Depending on the product or service that your company offers, the customer experience may have a variety of starting points—in-store, online, in-app—and will most likely cross through a variety of touchpoints, on a range of platforms, along the way. McKinsey defines touchpoints as “the individual transactions through which customers interact with parts of the business and its offerings.”
The fact that companies must be present on so many channels means that there are more customer touchpoints for interacting with their brand than ever before. The more touchpoints available, the more complicated the journey and the greater the need for both detailed analytics that can help you understand customer behaviors and influencing factors at each step, and a comprehensive strategy to ensure continuity and consistency every step of the way. This is where CCM comes into play.
What is Customer Communication Management?
These changes—the evolution of technology/digital environment, the explosion of channels, the shift to bi-directional communication, the evolving customer experience—emphasizes the need for companies to be able to deliver communication that is consistent, relevant, responsive, and customer-driven.
A customer communications management (CCM) approach allows organizations to ensure effective, consistent communication across all channels. Gartner defines CCM as “the strategy to improve the creation, delivery, storage and retrieval of outbound communications, including those for marketing, new product introductions, renewal notifications, claims correspondence and documentation, and bill and payment notifications.” Such interactions can take place via documents, email, text messages, and on web pages.
The goal that CCM aims to solve is ensuring that customer-facing communications are relevant, clear, and consistent regardless of the channel or delivery mechanism. Operating in a digital-first world, despite the complexity and variety of channels, is also an opportunity for companies to leverage the customer data that is an integral part of the digital process in order to provide messaging and promotional offers that are even more targeted and relevant at the segment and even individual level. In fact, a study conducted on some executives of companies found through the use of a CCM platform have found an annual growth in turnover exceeding 60% and a customer loyalty five times higher than those that do not use the CCM.
And, as more customers are online, sharing their habits, preferences, and activities with apps and platforms, it’s no surprise that they expect for companies to engage with them based on what the platform knows about them through that data. In fact, customers want companies to use this information to provide special offers just for them or to use it to speed up customer service.
There is also a growing trend for content that is customer-specific; more than 65% of buyers actually want 100% personalized content. In 2017, poor personalization led more than 40% of consumers in the US to actually cut ties with a brand, resulting in retail losses of $2.5 trillion. Even in Italy the same trend has been confirmed over the years; in fact, personalization allows you to bring the customer closer to the brand and therefore encourage engagement.
This hints at the true advantages that a CCM platform enables: the ability to create and deliver communications that are personalized and the ability to centralize and standardize customer-facing communications processes.
CCM platforms such as Doxee integrate with back-end systems that contain customer data so that content such as email and video can be highly personalized according to customer interests, behaviors, and traits. This year, Doxee was named to Forrester’s Now Tech as among the world’s top Customer Communication Management providers.
※
WORK REQUEST 1: According to the passage on customer communication management, what share of buyers want 100% personalized content?
WORK REQUEST 2: List every kind of outbound communication named in Gartner's definition of CCM in the passage on customer communication management.
WORK REQUEST 3: Reproduce the passage on customer communication management from "CCM platforms such" up to and including "Communication Management providers.".
The records are separate material with no connection to the passage on customer communication management.

(Records from a dataset)
※
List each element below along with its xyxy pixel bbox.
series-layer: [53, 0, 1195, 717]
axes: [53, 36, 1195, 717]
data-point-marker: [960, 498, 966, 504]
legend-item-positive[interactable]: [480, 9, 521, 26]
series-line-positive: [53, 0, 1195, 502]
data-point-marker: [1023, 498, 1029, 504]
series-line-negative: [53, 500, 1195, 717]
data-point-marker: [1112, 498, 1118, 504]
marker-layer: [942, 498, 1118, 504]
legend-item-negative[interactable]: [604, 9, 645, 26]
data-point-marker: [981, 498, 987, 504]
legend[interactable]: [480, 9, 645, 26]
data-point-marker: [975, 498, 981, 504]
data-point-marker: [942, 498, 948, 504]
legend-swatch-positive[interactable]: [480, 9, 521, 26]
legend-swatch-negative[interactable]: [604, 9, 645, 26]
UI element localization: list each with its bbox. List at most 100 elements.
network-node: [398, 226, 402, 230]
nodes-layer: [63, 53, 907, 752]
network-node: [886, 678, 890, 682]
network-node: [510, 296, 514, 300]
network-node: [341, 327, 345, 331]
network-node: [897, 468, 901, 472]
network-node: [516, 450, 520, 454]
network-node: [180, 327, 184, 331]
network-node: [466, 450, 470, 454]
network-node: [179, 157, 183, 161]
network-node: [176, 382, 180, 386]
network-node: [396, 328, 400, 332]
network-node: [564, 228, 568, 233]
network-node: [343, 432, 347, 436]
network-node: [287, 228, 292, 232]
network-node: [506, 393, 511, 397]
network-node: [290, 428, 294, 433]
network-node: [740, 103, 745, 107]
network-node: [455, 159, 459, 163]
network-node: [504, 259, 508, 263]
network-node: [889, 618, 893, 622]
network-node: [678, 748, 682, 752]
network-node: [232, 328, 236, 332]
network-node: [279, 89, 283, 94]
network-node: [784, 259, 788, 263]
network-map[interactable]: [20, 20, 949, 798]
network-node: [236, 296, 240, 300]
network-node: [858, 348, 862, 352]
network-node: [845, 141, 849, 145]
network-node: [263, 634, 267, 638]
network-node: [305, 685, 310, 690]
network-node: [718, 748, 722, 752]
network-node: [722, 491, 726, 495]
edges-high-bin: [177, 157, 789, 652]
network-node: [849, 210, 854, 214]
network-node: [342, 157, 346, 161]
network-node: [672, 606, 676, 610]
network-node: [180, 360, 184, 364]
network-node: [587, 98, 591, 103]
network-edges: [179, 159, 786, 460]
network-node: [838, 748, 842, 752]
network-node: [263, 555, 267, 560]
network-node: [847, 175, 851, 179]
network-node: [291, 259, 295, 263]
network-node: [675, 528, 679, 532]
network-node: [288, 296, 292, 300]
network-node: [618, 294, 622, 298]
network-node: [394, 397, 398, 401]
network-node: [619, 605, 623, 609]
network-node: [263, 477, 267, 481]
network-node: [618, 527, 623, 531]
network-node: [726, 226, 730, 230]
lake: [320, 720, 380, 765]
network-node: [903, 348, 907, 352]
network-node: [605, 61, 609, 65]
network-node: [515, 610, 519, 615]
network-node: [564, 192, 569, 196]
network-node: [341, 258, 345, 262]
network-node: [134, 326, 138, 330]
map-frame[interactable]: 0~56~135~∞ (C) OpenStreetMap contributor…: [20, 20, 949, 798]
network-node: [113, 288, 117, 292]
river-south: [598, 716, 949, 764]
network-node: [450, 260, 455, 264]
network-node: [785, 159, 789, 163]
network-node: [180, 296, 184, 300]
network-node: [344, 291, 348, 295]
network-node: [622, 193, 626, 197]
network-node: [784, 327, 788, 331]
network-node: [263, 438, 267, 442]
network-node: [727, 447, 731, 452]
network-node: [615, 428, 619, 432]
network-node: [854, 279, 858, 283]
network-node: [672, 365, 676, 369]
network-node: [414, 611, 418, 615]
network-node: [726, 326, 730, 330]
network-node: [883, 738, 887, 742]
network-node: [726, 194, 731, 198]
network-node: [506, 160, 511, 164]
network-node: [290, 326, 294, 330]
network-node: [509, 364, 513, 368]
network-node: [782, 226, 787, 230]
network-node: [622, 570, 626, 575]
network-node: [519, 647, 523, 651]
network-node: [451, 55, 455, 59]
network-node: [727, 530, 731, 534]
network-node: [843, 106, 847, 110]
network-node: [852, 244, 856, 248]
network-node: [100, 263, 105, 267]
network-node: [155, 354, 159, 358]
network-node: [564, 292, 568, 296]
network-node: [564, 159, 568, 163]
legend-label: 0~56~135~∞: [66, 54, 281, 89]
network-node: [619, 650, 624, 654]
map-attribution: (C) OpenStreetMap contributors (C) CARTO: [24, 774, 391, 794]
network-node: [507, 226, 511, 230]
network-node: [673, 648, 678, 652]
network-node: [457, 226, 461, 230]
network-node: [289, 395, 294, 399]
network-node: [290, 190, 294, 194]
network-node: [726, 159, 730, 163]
※
ANSWER SPACE 1: More than 65% of buyers.

ANSWER SPACE 2:
- Marketing
- New product introductions
- Renewal notifications
- Claims correspondence and documentation
- Bill and payment notifications

ANSWER SPACE 3:
CCM platforms such as Doxee integrate with back-end systems that contain customer data so that content such as email and video can be highly personalized according to customer interests, behaviors, and traits. This year, Doxee was named to Forrester’s Now Tech as among the world’s top Customer Communication Management providers.